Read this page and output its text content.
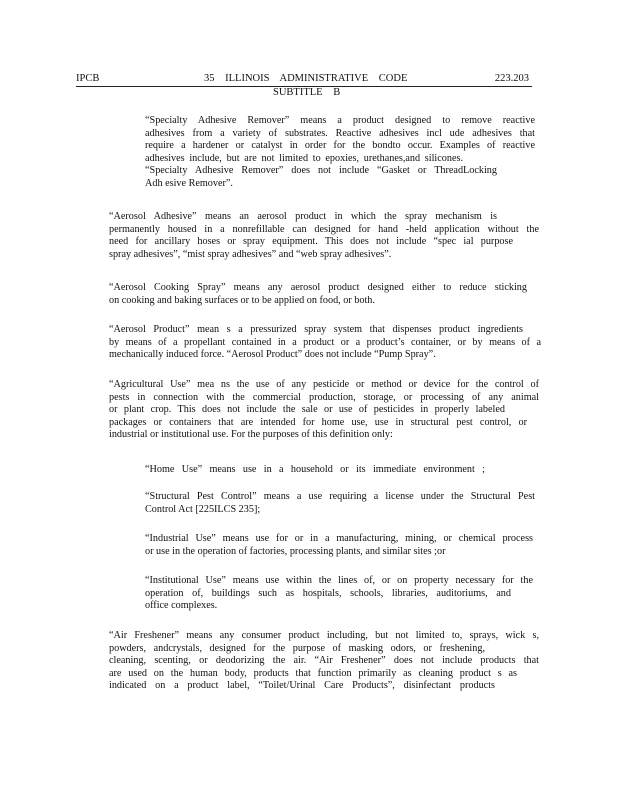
IPCB	35 ILLINOIS ADMINISTRATIVE CODE	223.203
SUBTITLE B
“Specialty Adhesive Remover” means a product designed to remove reactive
adhesives from a variety of substrates. Reactive adhesives incl ude adhesives that
require a hardener or catalyst in order for the bondto occur. Examples of reactive
adhesives include, but are not limited to epoxies, urethanes,and silicones.
“Specialty Adhesive Remover” does not include “Gasket or ThreadLocking
Adh esive Remover”.
“Aerosol Adhesive” means an aerosol product in which the spray mechanism is
permanently housed in a nonrefillable can designed for hand -held application without the
need for ancillary hoses or spray equipment. This does not include “spec ial purpose
spray adhesives”, “mist spray adhesives” and “web spray adhesives”.
“Aerosol Cooking Spray” means any aerosol product designed either to reduce sticking
on cooking and baking surfaces or to be applied on food, or both.
“Aerosol Product” mean s a pressurized spray system that dispenses product ingredients
by means of a propellant contained in a product or a product’s container, or by means of a
mechanically induced force. “Aerosol Product” does not include “Pump Spray”.
“Agricultural Use” mea ns the use of any pesticide or method or device for the control of
pests in connection with the commercial production, storage, or processing of any animal
or plant crop. This does not include the sale or use of pesticides in properly labeled
packages or containers that are intended for home use, use in structural pest control, or
industrial or institutional use. For the purposes of this definition only:
“Home Use” means use in a household or its immediate environment ;
“Structural Pest Control” means a use requiring a license under the Structural Pest
Control Act [225ILCS 235];
“Industrial Use” means use for or in a manufacturing, mining, or chemical process
or use in the operation of factories, processing plants, and similar sites ;or
“Institutional Use” means use within the lines of, or on property necessary for the
operation of, buildings such as hospitals, schools, libraries, auditoriums, and
office complexes.
“Air Freshener” means any consumer product including, but not limited to, sprays, wick s,
powders, andcrystals, designed for the purpose of masking odors, or freshening,
cleaning, scenting, or deodorizing the air. “Air Freshener” does not include products that
are used on the human body, products that function primarily as cleaning product s as
indicated on a product label, “Toilet/Urinal Care Products”, disinfectant products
____________
**Given task**
Word for word, quote the full listing, omitting every picture.

**Completed task**
Read this page and output its text content.
IPCB	35 ILLINOIS ADMINISTRATIVE CODE	223.203
SUBTITLE B
“Specialty Adhesive Remover” means a product designed to remove reactive
adhesives from a variety of substrates. Reactive adhesives incl ude adhesives that
require a hardener or catalyst in order for the bondto occur. Examples of reactive
adhesives include, but are not limited to epoxies, urethanes,and silicones.
“Specialty Adhesive Remover” does not include “Gasket or ThreadLocking
Adh esive Remover”.
“Aerosol Adhesive” means an aerosol product in which the spray mechanism is
permanently housed in a nonrefillable can designed for hand -held application without the
need for ancillary hoses or spray equipment. This does not include “spec ial purpose
spray adhesives”, “mist spray adhesives” and “web spray adhesives”.
“Aerosol Cooking Spray” means any aerosol product designed either to reduce sticking
on cooking and baking surfaces or to be applied on food, or both.
“Aerosol Product” mean s a pressurized spray system that dispenses product ingredients
by means of a propellant contained in a product or a product’s container, or by means of a
mechanically induced force. “Aerosol Product” does not include “Pump Spray”.
“Agricultural Use” mea ns the use of any pesticide or method or device for the control of
pests in connection with the commercial production, storage, or processing of any animal
or plant crop. This does not include the sale or use of pesticides in properly labeled
packages or containers that are intended for home use, use in structural pest control, or
industrial or institutional use. For the purposes of this definition only:
“Home Use” means use in a household or its immediate environment ;
“Structural Pest Control” means a use requiring a license under the Structural Pest
Control Act [225ILCS 235];
“Industrial Use” means use for or in a manufacturing, mining, or chemical process
or use in the operation of factories, processing plants, and similar sites ;or
“Institutional Use” means use within the lines of, or on property necessary for the
operation of, buildings such as hospitals, schools, libraries, auditoriums, and
office complexes.
“Air Freshener” means any consumer product including, but not limited to, sprays, wick s,
powders, andcrystals, designed for the purpose of masking odors, or freshening,
cleaning, scenting, or deodorizing the air. “Air Freshener” does not include products that
are used on the human body, products that function primarily as cleaning product s as
indicated on a product label, “Toilet/Urinal Care Products”, disinfectant products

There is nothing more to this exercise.